» **ОТРЫВОК**:
◇ ◇ ◇ ◇
Андрей Наврозов: Всемирная мель интернета
В будущем году несогласные всего мира отметят столетие со дня рождения Маршалла Маклюэна. Если бы не эпиграмма, ставшая эпитафией, — «средства массовой информации суть информация», как нескладно, но точно можно перевести основополагающее высказывание канадского мыслителя, — имя Маклюэна кануло бы в Лету диссертаций по социологии. В свое время, однако, автор формулы так поразил западную общественность своей прозорливостью и скептицизмом, что даже такой скептик и умница, как Том Вульф, не удержался от панегирика Маклюэну, напечатав в 1965 году в журнале «Нью-Йорк» эссе, озаглавленное «А что если он прав?».
◇ ◇ ◇ ◇
(Разметка ограничивающих рамок)
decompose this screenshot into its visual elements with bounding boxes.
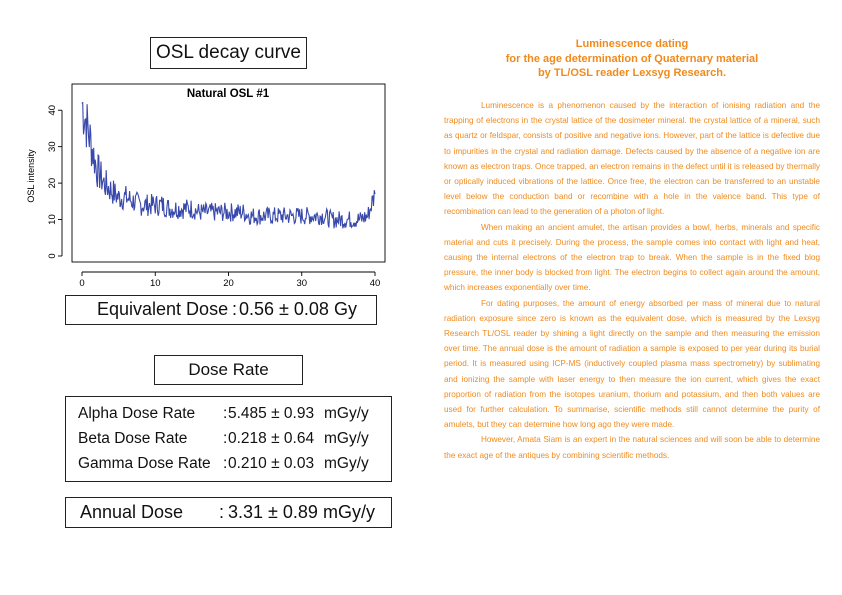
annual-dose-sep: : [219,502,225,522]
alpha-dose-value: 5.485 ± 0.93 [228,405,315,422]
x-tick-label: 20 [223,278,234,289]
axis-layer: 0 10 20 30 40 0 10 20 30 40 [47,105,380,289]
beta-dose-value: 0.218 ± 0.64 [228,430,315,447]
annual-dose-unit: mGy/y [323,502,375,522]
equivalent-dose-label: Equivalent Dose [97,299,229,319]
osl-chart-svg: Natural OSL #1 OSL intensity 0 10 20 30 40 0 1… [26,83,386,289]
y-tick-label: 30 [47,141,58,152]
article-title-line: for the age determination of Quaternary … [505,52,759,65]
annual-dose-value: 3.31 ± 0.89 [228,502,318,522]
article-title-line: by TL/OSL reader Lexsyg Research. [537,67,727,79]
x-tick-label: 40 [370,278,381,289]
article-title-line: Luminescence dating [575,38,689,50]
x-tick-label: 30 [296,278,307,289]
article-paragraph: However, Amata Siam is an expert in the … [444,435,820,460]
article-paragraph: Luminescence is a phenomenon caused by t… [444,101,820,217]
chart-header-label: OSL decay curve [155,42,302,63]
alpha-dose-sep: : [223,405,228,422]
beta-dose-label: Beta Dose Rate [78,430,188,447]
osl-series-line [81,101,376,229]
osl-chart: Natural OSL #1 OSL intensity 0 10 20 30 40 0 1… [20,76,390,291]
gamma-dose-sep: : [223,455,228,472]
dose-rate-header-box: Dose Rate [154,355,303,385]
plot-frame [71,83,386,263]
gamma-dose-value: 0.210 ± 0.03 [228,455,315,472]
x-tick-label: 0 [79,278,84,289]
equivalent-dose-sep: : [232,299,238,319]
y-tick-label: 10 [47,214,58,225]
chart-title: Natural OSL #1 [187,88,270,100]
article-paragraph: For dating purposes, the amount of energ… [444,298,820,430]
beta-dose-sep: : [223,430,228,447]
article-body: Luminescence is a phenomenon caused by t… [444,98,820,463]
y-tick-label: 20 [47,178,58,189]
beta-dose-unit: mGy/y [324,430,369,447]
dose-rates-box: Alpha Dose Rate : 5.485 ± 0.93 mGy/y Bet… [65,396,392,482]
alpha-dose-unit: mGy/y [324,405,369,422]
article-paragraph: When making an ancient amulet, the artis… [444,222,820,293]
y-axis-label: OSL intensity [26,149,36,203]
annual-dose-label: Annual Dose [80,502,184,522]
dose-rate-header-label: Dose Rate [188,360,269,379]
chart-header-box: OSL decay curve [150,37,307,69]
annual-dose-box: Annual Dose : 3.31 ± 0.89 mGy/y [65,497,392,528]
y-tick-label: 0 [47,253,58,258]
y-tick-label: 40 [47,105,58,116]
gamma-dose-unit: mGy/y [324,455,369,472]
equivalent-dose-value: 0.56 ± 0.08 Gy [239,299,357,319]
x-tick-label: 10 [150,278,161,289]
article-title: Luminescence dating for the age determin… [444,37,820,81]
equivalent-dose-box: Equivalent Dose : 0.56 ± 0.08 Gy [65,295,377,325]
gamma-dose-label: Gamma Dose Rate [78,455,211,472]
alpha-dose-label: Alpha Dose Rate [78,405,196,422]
◇ ◇ ◇ ◇
» **ЗАДАНИЕ**:
Продолжите отрывок о Маршалле Маклюэне, начав сразу после его последнего предложения.

» **ОТВЕТ**:
Конечно, после смерти провидца оставались его книги: «Механическая невеста» (1951), «Галактика Гутенберга», с многозначительным подзаголовком «Становление человека печатающего» (1962), «Понять медиа» (1964), пресловутая «The Medium is the Message» и «Война и мир в глобальной деревне» (1967) и «От клише к архетипу» (1970). Но так как, по его собственным словам, книжная культура человечества приказала долго жить уже в двадцатом веке, было бы в высшей степени нелогичным предположить, что в двадцать первом память об этом писателе должна держаться на его книгах. В самом деле, сегодня он как бы растворен в окружающем нас эфире, скорее притча во языцех, чем философ, чьи письмена глаголят вечные истины. Впрочем, Вольф сравнил Маклюэна с Льюисом Кэрроллом, автором «Алисы в стране чудес», так что факт, что биография в данном случае вылетает из истории вверх тормашками, не должен никого особо расстраивать.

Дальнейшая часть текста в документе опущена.